Some records
====
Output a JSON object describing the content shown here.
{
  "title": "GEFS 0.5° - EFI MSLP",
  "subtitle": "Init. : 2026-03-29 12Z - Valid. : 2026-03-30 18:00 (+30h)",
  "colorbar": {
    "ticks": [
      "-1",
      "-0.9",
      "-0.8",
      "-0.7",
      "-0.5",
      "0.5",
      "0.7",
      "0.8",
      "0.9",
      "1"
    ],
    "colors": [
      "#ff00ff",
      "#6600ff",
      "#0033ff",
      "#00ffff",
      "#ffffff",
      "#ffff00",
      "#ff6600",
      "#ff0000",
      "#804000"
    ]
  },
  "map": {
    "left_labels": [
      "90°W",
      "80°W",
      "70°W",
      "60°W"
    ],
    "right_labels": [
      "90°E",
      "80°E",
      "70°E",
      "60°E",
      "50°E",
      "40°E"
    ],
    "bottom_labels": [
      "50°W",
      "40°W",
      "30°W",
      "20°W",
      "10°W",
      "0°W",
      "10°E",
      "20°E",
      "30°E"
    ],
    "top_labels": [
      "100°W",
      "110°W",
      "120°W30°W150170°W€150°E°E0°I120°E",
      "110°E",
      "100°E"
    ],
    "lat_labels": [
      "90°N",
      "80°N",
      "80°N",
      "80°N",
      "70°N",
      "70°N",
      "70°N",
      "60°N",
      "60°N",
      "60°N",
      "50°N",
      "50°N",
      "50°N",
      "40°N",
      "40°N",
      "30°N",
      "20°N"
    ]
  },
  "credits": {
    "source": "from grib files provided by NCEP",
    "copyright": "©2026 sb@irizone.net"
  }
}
====
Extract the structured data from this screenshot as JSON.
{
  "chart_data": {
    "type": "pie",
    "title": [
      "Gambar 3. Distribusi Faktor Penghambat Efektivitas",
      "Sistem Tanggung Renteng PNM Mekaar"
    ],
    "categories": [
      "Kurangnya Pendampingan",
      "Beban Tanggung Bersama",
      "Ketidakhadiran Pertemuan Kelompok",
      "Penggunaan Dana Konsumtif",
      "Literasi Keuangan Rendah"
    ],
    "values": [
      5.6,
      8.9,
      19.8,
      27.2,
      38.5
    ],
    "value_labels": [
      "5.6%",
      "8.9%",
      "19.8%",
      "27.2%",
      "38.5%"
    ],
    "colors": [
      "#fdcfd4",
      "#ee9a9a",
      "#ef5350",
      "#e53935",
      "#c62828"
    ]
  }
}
====
• _Instruction_
Extract from the material all lines containing the string "Tanggung".

• _Output of the exercise_
      "Sistem Tanggung Renteng PNM Mekaar"
      "Beban Tanggung Bersama",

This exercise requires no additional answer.